━━ Фрагмент текста

Правовая оценка не причина наводить тень на плетень. В ходе августовских и сентябрьских переговоров статус Прибалтийских государств не обсуждался. Протокол, приложенный к пакту о ненападении, возвращал аннексированную в 1920 году Польшей Виленскую область в состав Литвы. Кроме того, восстанавливалась национальная целостность Украины и Белоруссии, попранная нападением поляков на Советскую Россию. Протокол 28.09.1939 заменил «приблизительную линию» по рекам Нарев, Висла и Сан на линию Керзона, рекомендованную в 1919 году верховным советом Антанты в качестве восточной границы Польши. Кроме того, восстанавливались права СССР на Бессарабию, прихваченную после Первой мировой войны румынами. «Разграничение сфер обоюдных интересов в Восточной Европе» обозначало пределы, за которые не должна была распространяться активность каждой из сторон «в случае территориально-политического переустройства», формы и содержание которого не конкретизировались.
Обращение Москвы к Финляндии, попадавшей в сферу советских интересов, с просьбой, а затем требованиями о передаче в аренду, продаже либо обмене пограничных участков, проходивших в непосредственной близости – менее 30 км – от Ленинграда, на большие по площади и природным ресурсам территории натолкнулись на жесткий отказ правительства Р. Рюти. Последний внимал советам Лондона и оставался глух к мнению, в частности, фельдмаршала К. Маннергейма, выступавшего в пользу консенсуса с соседом. Спор вылился в кровопролитную войну и антисоветскую истерию в США и в ряде других «добропорядочных стран». Истерия не знала равных по злобности и фарисейству. Вашингтон хранил олимпийское спокойствие перед лицом злодеяний Японии в Китае или Италии в Абиссинии. Англичане рядились в тогу адвоката агрессоров. «Демократы» вместе распинали Чехословакию и, что касается американцев, не тужили по Польше.
Тон задавали Соединенные Штаты. Президент Рузвельт готовился отозвать «дипломатическое признание» СССР и дать прописку в США «правительству в изгнании» во главе с А.Ф. Керенским. Зимой 1939/40 года Вашингтон запустил акцию, чреватую разворотом мировой войны. Основные документы на сей счет пока под замком, но даже отрывочные сведения наводят на мрачные размышления.
Президент командировал в Европу своего особо доверенного эмиссара – заместителя госсекретаря С. Уэллеса с заданием свести Гитлера, Чемберлена и Даладье для обсуждения условий замирения трех держав. Муссолини отводилась функция «нейтрального» модератора. СССР из маршрута
Уэллеса (Рим—Берлин—Париж—Лондон – и снова Рим) заранее изымался. В рейхе основными собеседниками посланца Рузвельта были Гитлер, Геринг, Гесс, Риббентроп и Вайцзеккер. Согласно немецким записям, Уэллеса интересовало, какие модели устроили бы Берлин на пути к достижению безопасного и упорядоченного мира, ориентированного на непреходящие ценности. В выстраивании такого мира Гитлеру американец отводил почетное место.

━━━━
━━ Извлечённые записи

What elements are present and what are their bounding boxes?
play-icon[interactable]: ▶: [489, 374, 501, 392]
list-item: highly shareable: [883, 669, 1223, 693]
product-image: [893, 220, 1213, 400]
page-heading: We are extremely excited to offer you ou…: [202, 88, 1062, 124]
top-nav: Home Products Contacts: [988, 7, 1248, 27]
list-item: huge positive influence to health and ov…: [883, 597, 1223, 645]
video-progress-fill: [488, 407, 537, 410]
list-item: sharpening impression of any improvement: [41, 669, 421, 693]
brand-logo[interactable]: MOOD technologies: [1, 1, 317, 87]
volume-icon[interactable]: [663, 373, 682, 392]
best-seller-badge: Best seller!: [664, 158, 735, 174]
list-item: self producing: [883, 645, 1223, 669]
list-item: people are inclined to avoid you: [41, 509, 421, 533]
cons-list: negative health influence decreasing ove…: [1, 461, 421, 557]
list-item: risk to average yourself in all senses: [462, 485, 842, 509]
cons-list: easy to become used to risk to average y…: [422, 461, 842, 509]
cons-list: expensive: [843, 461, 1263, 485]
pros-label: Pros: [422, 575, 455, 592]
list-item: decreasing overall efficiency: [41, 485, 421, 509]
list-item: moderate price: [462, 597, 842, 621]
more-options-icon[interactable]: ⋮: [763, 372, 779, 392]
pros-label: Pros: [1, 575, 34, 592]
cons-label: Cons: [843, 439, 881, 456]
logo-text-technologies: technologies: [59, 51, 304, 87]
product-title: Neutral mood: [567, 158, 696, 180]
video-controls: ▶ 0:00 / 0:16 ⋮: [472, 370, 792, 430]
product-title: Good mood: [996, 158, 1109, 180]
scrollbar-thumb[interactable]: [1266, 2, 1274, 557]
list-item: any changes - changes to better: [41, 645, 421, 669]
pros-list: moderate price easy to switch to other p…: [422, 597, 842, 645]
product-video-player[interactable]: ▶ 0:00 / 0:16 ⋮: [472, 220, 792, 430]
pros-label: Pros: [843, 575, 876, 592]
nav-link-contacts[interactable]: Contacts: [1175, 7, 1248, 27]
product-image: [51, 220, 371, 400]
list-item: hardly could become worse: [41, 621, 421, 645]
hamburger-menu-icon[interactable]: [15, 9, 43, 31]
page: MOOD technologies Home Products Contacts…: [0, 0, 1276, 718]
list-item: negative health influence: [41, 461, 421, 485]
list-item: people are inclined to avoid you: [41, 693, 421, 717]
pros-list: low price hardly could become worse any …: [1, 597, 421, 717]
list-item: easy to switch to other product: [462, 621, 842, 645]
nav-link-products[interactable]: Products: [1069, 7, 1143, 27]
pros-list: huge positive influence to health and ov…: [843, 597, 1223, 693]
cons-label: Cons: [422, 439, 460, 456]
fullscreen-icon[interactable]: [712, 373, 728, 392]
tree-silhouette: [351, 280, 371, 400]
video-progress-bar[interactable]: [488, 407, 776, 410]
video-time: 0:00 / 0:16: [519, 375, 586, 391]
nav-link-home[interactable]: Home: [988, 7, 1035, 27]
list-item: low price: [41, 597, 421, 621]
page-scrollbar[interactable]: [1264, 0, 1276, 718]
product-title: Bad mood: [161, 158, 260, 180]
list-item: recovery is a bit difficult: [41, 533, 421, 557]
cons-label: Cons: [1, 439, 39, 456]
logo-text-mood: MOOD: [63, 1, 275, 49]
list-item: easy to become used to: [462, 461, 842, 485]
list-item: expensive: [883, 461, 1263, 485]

━━━━
━━ Извлечённые записи

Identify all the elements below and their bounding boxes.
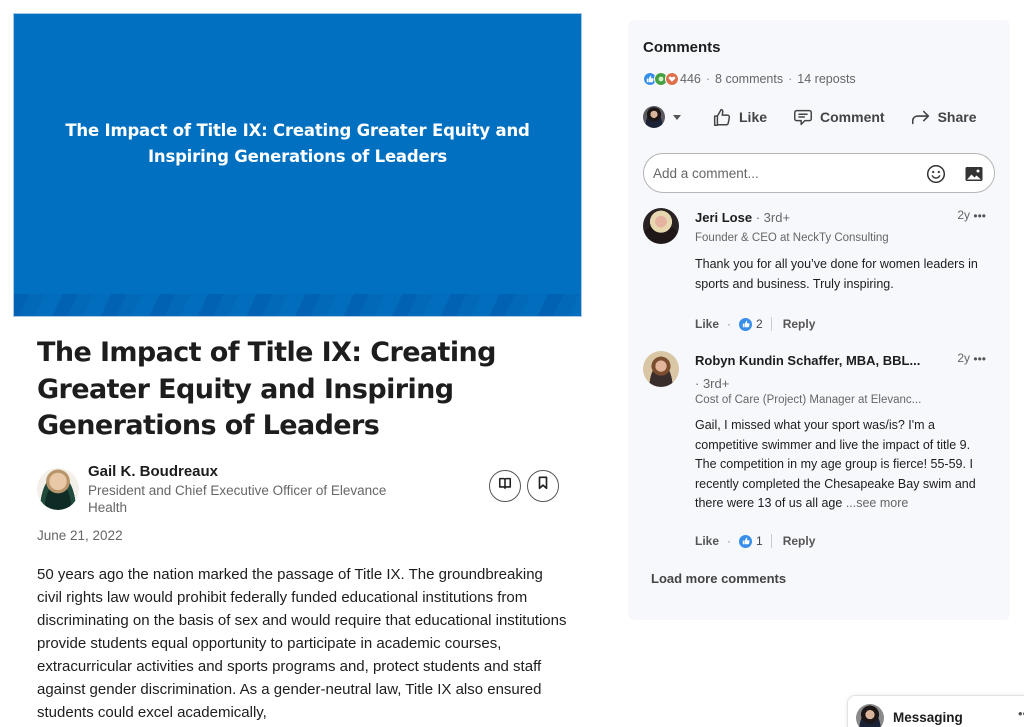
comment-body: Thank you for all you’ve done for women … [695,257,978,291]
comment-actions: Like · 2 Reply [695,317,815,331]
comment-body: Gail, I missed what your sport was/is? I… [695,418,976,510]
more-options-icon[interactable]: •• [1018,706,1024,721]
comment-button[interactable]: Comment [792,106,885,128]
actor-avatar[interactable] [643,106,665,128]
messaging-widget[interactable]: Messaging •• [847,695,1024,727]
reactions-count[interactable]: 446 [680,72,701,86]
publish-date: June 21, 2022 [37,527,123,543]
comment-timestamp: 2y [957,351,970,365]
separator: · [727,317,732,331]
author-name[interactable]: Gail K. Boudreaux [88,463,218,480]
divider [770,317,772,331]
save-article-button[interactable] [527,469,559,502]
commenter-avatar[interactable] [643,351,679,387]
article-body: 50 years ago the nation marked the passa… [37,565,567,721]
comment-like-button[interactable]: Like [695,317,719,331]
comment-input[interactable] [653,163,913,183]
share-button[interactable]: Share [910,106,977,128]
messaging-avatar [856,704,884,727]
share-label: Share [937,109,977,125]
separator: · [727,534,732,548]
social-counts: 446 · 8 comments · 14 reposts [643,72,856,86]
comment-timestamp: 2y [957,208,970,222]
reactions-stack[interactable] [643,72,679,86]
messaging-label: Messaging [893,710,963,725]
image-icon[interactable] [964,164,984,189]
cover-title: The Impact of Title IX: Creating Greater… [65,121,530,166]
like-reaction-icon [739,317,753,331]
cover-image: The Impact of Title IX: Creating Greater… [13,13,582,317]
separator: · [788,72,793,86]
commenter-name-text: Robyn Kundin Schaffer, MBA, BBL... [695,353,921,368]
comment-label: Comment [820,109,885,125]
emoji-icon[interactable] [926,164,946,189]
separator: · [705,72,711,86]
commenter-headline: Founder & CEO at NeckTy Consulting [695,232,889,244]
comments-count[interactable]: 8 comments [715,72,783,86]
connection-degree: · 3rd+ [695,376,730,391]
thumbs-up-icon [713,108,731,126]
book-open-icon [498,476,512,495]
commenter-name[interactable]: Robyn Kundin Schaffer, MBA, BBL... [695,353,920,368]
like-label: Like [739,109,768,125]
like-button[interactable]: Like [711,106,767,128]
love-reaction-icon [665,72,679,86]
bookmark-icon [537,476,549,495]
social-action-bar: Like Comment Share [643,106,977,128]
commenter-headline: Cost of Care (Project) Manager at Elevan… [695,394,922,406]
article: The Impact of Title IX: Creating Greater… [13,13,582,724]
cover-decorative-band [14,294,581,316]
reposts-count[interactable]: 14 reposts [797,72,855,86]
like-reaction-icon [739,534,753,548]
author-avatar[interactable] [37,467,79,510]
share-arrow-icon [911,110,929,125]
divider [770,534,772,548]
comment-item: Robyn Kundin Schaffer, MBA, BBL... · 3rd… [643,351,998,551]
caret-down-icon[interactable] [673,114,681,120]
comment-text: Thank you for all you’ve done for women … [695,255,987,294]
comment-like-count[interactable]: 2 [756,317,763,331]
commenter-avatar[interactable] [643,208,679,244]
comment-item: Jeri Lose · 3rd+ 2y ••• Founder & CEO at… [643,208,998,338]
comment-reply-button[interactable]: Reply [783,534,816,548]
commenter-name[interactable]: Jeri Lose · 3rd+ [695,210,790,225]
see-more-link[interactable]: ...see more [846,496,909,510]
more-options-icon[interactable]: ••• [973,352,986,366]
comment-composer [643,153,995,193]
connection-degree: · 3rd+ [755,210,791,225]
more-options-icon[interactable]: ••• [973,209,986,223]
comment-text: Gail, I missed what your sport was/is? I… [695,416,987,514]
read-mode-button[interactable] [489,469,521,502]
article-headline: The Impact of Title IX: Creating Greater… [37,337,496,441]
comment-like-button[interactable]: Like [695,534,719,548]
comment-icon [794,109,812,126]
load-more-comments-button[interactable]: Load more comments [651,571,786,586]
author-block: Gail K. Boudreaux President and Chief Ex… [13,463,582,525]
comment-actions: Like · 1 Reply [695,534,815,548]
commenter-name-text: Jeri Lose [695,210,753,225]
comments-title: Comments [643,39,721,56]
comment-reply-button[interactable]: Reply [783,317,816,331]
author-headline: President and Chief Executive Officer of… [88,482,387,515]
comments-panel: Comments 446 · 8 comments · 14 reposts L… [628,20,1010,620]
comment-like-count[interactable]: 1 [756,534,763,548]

━━━━
━━ Извлечённые записи

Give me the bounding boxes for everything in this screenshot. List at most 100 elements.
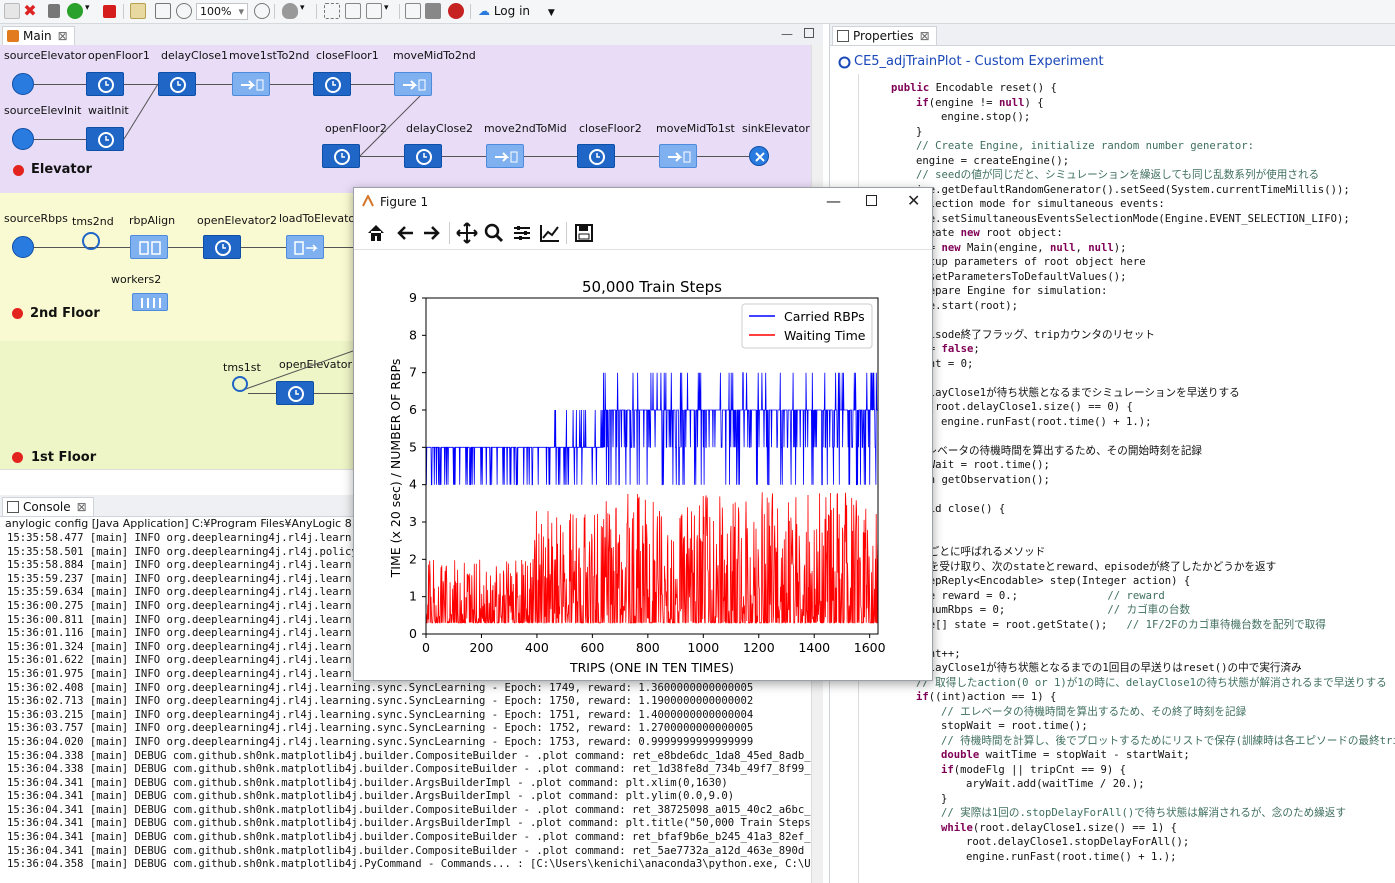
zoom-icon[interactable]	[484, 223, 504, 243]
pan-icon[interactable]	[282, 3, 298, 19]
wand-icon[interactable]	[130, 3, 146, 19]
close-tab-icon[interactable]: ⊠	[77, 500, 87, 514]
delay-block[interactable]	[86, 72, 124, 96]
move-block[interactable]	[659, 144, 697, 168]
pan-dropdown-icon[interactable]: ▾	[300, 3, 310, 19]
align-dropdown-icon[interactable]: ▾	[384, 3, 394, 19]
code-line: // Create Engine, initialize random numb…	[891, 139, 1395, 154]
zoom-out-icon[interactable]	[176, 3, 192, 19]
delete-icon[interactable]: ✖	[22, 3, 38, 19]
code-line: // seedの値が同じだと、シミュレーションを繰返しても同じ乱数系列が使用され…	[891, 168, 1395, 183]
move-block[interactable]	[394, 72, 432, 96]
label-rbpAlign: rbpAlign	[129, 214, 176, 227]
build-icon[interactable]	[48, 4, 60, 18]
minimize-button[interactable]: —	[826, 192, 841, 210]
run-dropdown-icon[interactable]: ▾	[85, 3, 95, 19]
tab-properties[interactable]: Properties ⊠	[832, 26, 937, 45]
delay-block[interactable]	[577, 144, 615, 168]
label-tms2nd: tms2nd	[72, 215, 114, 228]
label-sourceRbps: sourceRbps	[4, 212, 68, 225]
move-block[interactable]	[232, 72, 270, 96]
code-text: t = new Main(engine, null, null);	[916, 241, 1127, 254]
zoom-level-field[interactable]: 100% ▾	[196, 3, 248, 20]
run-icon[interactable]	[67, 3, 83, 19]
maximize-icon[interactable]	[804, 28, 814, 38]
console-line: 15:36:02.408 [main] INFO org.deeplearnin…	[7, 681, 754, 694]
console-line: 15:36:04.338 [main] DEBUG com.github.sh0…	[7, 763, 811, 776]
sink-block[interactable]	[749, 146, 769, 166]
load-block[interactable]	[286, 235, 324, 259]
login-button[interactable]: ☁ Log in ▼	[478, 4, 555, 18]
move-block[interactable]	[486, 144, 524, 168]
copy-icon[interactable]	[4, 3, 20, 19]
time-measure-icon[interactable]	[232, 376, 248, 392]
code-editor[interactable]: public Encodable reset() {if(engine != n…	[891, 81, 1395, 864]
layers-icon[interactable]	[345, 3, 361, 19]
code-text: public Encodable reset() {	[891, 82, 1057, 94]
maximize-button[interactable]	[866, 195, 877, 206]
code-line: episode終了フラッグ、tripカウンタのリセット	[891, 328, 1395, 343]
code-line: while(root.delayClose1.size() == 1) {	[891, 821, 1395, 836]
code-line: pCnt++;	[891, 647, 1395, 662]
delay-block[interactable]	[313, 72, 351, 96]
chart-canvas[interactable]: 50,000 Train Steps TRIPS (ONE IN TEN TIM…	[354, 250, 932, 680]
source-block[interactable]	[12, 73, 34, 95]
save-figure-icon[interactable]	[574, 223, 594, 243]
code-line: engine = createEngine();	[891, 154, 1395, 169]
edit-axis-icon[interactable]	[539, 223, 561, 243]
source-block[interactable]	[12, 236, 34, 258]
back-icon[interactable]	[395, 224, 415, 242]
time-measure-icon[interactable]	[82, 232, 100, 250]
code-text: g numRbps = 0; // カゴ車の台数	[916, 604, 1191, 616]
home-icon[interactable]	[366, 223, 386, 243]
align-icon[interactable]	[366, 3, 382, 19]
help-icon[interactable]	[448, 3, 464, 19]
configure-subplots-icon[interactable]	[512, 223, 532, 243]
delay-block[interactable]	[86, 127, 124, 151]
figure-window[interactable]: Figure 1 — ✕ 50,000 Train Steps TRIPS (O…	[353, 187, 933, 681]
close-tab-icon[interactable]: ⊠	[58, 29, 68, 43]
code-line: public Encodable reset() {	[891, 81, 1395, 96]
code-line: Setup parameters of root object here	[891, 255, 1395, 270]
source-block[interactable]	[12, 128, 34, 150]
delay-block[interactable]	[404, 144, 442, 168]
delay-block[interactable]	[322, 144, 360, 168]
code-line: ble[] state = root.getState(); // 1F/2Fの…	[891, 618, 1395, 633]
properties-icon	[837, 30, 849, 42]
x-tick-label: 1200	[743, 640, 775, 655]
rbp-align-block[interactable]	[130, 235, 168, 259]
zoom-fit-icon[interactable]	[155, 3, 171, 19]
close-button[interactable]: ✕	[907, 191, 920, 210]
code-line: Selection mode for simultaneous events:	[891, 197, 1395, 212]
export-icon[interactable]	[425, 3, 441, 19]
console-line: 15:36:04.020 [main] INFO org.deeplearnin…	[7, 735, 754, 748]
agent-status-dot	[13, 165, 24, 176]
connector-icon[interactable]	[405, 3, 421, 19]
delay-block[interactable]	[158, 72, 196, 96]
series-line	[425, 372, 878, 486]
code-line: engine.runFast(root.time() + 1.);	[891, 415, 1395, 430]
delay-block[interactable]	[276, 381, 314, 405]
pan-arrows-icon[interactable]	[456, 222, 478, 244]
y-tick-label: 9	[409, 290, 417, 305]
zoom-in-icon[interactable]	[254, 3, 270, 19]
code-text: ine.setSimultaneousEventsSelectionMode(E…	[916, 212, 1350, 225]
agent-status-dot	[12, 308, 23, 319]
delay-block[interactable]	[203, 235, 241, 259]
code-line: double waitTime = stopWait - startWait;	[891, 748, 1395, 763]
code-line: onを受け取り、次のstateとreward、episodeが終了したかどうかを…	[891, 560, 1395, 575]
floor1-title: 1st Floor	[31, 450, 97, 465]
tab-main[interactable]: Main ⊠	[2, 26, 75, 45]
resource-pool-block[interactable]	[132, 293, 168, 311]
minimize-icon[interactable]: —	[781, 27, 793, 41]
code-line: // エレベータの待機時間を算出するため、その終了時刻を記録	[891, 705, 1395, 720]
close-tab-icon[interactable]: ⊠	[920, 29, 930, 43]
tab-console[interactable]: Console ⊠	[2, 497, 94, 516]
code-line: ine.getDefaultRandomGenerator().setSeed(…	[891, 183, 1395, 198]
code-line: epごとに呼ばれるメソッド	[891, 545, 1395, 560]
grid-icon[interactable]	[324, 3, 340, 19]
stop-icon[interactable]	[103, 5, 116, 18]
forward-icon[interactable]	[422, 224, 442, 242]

━━━━

Письменные задания
**a)** Назовите всех, кого фрагмент называет основными собеседниками Уэллеса в рейхе.
**b)** Процитируйте фрагмент, начиная со слов «Тон задавали Соединенные» и до слов «на мрачные размышления.» включительно.
Записи здесь никакой роли не играют.

Ответы к упражнению
**a)** Гитлер, Геринг, Гесс, Риббентроп, Вайцзеккер.

**b)**
Тон задавали Соединенные Штаты. Президент Рузвельт готовился отозвать «дипломатическое признание» СССР и дать прописку в США «правительству в изгнании» во главе с А.Ф. Керенским. Зимой 1939/40 года Вашингтон запустил акцию, чреватую разворотом мировой войны. Основные документы на сей счет пока под замком, но даже отрывочные сведения наводят на мрачные размышления.